Return every line below in which "right" appears.

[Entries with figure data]
------------------------------------------------------------

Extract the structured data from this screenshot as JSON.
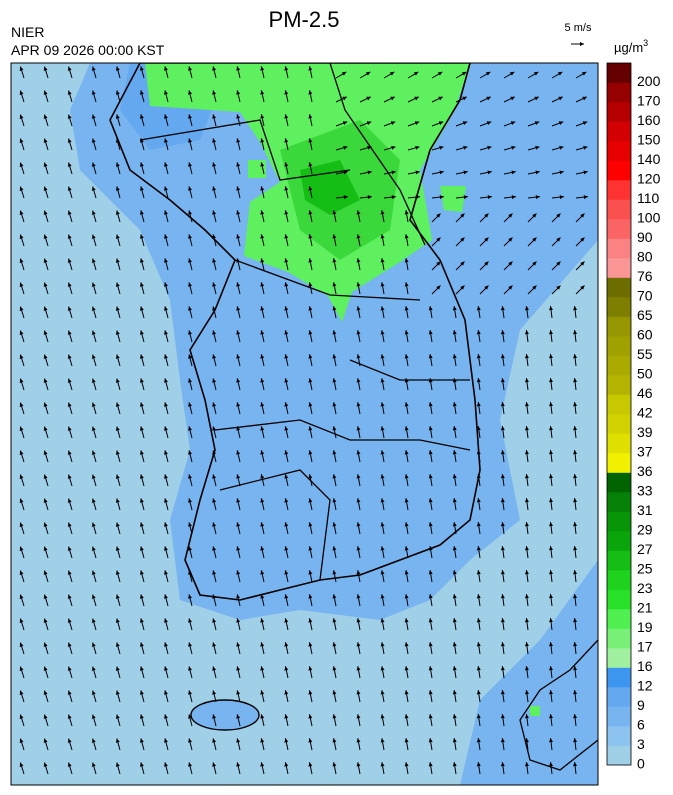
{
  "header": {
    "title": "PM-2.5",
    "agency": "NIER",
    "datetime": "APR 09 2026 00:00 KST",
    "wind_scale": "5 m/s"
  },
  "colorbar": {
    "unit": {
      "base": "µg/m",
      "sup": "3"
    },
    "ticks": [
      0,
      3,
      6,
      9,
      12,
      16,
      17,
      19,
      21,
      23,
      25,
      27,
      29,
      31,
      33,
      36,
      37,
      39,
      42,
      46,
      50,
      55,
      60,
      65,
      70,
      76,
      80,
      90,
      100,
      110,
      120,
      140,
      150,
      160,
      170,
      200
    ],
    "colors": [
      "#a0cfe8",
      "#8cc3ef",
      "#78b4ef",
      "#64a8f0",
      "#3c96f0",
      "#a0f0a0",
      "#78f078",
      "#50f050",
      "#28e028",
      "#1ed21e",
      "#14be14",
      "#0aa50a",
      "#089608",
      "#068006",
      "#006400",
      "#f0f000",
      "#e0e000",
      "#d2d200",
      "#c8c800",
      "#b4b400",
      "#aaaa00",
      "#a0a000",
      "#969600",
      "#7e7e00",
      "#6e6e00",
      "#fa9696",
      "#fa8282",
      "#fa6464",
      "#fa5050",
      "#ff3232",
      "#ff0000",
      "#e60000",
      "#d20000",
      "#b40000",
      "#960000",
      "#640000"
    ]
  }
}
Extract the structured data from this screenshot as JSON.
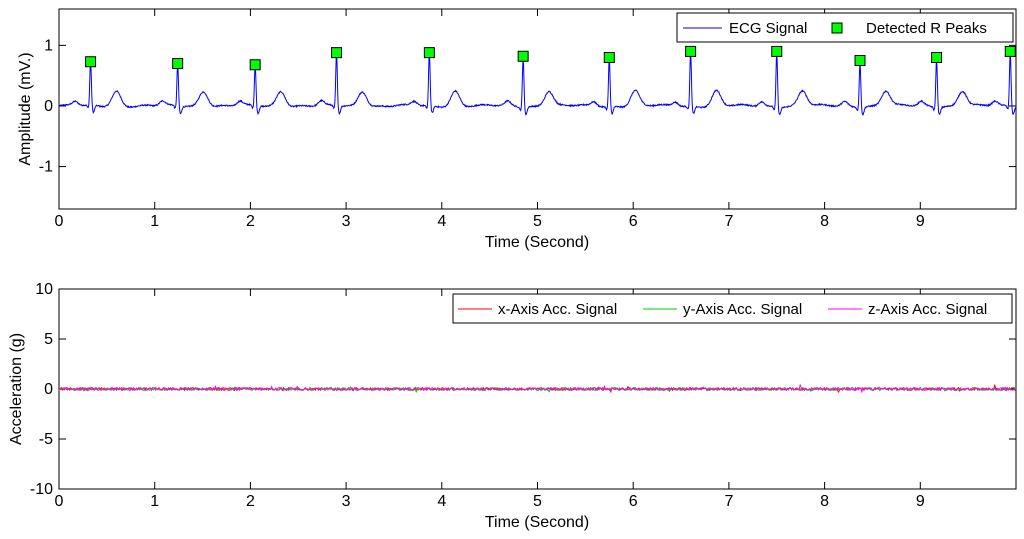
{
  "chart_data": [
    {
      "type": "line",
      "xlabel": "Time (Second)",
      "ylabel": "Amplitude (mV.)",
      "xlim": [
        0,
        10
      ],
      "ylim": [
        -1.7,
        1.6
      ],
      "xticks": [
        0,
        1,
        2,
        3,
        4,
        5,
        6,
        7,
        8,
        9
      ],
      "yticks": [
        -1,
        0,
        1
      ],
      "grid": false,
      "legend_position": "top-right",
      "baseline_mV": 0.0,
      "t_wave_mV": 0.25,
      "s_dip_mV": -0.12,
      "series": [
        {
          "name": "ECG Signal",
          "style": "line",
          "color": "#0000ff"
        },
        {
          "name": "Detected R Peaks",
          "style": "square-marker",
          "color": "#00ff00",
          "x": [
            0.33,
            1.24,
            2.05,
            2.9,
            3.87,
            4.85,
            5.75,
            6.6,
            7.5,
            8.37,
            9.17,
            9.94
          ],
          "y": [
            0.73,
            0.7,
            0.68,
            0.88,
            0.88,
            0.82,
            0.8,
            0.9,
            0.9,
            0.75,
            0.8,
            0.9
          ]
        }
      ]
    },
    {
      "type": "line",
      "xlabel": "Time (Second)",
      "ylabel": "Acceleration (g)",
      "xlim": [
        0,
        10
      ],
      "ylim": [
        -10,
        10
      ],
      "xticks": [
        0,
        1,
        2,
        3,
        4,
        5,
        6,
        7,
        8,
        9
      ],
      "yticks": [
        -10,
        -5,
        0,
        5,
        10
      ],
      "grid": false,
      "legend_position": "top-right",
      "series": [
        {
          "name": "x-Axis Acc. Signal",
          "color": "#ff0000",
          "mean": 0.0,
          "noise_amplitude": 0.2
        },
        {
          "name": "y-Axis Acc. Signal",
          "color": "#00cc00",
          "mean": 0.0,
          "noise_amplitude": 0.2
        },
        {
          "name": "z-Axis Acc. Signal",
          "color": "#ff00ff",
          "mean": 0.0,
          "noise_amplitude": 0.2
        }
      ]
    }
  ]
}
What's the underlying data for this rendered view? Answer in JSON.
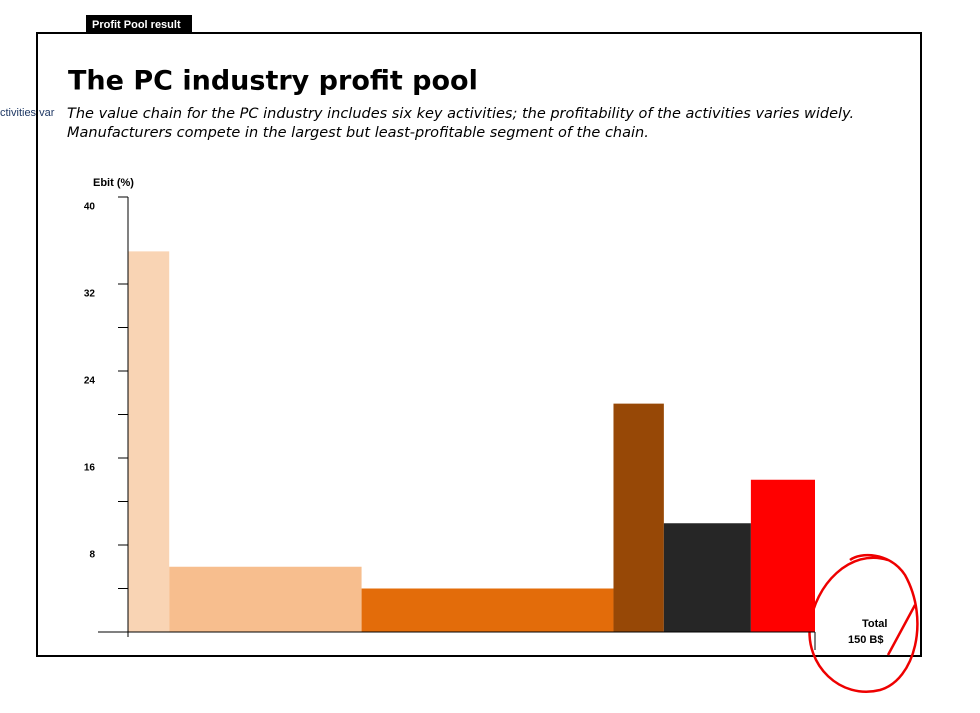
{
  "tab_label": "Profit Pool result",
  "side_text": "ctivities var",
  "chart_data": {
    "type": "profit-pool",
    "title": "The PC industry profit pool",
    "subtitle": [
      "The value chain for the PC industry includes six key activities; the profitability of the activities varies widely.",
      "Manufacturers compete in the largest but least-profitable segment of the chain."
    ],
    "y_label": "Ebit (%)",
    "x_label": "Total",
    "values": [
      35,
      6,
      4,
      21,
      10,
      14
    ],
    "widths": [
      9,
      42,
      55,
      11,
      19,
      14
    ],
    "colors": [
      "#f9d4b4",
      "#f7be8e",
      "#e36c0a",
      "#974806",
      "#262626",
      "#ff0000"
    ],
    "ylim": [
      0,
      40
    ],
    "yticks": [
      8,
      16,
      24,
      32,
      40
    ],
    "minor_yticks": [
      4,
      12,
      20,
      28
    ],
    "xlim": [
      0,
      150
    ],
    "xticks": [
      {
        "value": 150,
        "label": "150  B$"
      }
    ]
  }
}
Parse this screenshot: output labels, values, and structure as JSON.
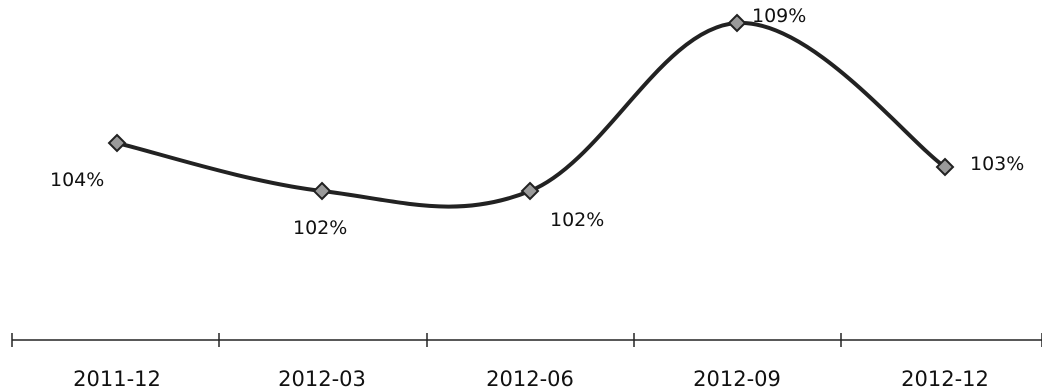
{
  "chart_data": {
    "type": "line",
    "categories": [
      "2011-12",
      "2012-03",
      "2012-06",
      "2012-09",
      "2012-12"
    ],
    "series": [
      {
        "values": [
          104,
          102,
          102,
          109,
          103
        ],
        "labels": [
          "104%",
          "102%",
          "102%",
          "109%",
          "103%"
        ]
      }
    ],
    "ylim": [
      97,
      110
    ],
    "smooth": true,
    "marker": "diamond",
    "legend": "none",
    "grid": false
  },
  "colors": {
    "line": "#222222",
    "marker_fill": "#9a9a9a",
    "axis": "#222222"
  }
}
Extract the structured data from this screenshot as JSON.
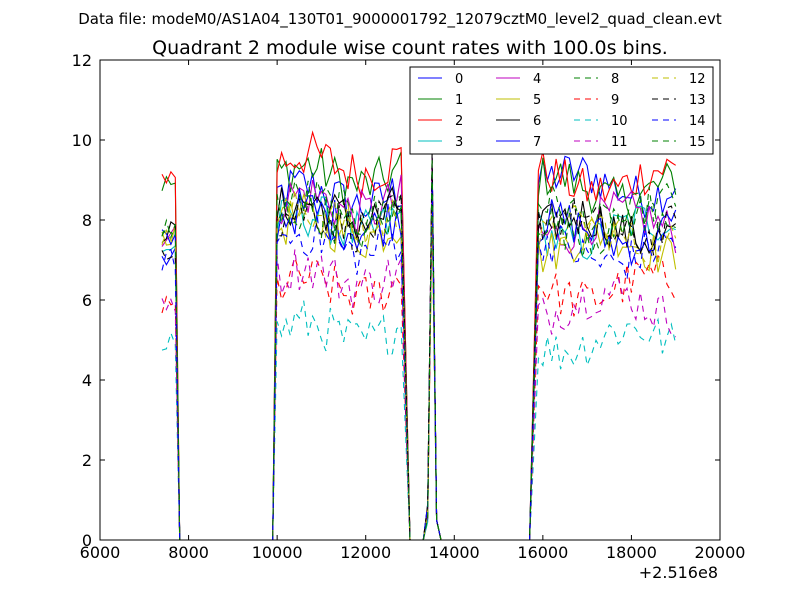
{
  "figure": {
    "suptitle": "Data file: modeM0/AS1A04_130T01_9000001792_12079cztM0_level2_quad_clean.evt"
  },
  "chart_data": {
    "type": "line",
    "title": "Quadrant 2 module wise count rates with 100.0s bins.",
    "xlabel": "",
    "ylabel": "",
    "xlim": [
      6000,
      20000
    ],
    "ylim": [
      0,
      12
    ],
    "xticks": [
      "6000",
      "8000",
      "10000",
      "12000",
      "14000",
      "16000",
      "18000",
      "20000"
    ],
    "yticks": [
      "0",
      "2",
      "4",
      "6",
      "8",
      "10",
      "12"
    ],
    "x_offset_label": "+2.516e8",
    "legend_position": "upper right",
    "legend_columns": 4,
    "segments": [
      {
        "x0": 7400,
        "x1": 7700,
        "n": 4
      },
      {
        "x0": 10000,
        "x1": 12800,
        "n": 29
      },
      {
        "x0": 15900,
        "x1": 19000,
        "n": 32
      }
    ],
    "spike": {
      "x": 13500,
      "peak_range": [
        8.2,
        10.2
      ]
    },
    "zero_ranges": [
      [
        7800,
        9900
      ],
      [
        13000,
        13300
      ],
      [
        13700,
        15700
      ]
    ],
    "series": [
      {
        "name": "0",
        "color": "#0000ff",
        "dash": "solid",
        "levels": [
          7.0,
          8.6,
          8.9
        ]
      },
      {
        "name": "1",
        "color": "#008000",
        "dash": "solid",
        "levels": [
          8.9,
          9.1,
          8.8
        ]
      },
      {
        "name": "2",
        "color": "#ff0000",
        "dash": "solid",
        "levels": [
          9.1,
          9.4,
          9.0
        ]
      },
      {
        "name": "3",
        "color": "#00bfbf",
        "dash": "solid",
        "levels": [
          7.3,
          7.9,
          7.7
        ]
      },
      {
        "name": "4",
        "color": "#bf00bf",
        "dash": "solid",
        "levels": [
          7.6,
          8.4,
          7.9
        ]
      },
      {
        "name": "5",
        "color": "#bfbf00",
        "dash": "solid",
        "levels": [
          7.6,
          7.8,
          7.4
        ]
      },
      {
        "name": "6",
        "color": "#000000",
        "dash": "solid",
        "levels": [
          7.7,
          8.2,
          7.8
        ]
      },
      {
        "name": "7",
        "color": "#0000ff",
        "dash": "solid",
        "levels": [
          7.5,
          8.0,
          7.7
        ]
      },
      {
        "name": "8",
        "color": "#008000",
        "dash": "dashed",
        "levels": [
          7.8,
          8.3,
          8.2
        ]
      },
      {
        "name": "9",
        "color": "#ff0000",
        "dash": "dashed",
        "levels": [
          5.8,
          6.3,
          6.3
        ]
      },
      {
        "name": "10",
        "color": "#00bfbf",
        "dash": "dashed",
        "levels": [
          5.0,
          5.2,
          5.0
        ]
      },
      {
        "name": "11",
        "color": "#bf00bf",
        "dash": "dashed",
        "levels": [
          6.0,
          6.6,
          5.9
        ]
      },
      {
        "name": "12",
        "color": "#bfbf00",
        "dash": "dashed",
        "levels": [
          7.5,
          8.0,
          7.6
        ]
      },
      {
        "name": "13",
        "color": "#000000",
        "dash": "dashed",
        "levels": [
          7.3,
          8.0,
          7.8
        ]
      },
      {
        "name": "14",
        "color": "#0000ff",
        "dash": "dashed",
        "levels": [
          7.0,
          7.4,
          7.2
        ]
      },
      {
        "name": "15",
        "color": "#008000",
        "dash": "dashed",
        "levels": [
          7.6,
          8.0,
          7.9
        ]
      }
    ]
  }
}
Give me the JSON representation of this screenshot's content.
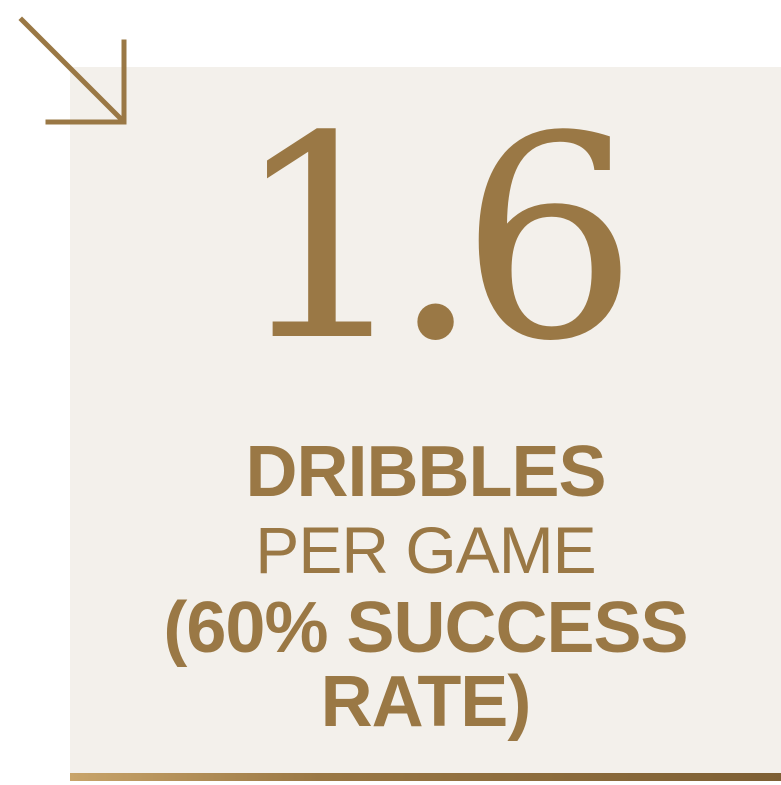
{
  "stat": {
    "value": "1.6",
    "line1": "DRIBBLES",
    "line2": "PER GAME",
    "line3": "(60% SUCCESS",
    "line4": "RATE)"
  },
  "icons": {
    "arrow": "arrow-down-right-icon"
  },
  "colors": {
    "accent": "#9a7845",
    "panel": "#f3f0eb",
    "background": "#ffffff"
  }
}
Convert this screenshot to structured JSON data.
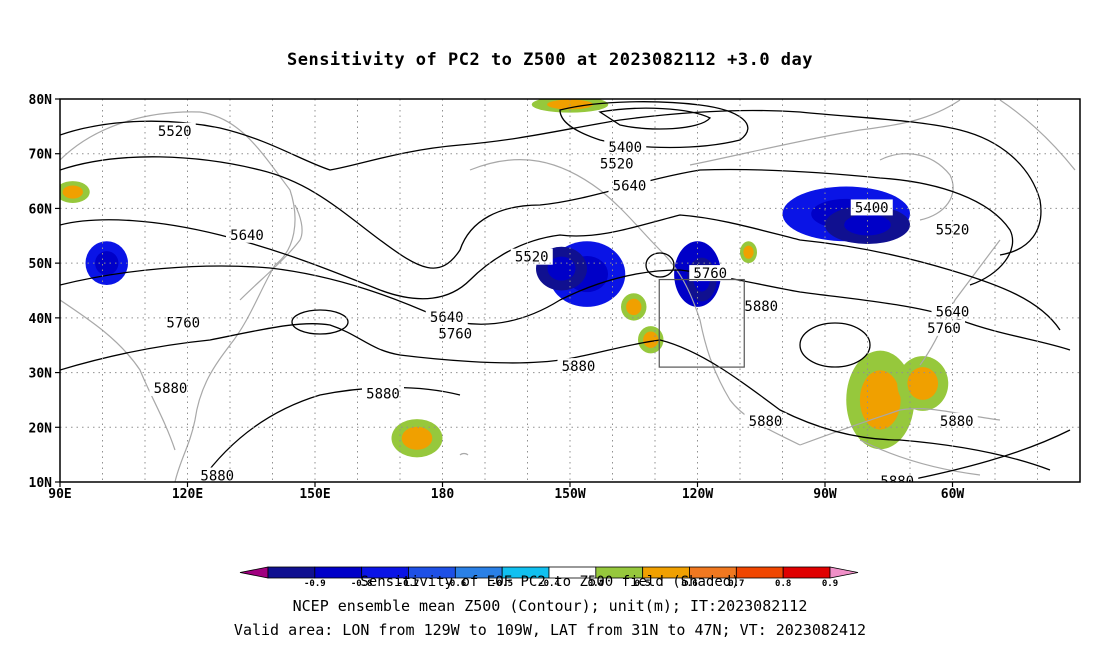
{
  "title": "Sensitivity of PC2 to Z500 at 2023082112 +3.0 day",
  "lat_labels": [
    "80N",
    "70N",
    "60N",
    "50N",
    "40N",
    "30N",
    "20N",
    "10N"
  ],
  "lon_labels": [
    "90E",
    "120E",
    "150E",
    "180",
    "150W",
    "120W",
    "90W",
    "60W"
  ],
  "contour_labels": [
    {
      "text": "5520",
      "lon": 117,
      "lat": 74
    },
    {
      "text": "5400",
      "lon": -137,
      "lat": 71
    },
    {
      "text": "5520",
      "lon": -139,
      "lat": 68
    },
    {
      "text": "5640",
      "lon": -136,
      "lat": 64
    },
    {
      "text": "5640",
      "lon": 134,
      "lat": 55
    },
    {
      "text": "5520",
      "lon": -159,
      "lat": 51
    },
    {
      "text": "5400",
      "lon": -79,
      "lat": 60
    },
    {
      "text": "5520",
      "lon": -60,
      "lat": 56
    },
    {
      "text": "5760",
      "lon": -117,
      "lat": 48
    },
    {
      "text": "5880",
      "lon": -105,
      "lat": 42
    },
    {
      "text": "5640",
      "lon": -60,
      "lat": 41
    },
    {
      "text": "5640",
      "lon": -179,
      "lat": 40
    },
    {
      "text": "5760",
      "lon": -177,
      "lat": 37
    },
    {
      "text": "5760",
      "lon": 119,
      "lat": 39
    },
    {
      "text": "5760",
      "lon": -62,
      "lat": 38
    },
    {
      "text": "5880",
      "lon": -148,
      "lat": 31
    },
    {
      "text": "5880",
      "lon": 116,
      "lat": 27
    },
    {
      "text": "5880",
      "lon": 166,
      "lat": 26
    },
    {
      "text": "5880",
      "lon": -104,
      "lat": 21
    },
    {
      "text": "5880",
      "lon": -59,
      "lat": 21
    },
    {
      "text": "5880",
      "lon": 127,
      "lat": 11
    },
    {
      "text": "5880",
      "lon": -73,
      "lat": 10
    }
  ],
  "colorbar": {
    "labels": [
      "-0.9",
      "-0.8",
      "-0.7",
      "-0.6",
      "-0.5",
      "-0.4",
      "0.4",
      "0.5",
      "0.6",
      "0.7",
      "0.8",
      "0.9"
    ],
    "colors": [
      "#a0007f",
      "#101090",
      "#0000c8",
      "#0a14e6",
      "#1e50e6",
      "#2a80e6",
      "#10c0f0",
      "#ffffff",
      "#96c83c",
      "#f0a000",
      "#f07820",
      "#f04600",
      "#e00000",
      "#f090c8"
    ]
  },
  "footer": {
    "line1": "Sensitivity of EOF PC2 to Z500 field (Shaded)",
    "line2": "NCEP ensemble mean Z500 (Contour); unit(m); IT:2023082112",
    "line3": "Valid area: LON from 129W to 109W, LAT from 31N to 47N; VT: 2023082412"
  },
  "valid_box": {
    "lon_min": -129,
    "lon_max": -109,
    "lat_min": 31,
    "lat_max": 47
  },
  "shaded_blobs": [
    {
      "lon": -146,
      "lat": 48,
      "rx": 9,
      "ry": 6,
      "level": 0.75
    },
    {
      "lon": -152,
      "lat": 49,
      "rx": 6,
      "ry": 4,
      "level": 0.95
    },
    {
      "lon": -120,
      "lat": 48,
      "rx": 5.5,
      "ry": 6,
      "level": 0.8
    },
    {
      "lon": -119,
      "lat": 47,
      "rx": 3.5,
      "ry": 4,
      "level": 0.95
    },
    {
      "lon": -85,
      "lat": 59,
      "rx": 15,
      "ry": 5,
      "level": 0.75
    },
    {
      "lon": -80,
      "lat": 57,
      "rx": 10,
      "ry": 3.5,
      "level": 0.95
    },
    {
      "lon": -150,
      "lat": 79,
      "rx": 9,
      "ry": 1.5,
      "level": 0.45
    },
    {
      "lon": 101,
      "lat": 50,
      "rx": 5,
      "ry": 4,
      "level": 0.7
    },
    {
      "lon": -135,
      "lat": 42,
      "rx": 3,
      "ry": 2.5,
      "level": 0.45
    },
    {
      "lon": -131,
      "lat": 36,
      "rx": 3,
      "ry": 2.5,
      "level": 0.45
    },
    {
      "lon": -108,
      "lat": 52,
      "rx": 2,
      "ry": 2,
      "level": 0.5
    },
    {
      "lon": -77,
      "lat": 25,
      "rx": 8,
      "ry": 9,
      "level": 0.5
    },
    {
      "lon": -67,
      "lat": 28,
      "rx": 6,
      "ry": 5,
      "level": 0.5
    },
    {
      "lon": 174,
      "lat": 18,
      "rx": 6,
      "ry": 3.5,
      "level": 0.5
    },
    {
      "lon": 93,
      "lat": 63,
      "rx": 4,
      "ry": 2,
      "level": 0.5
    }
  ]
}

------------------------------------------------------------

* _Correct result_:
      "legend_position": "top-right",
      "legend_position": "top-right",
    "legend_position": "upper right",
    "arrow": "arrow-down-right-icon"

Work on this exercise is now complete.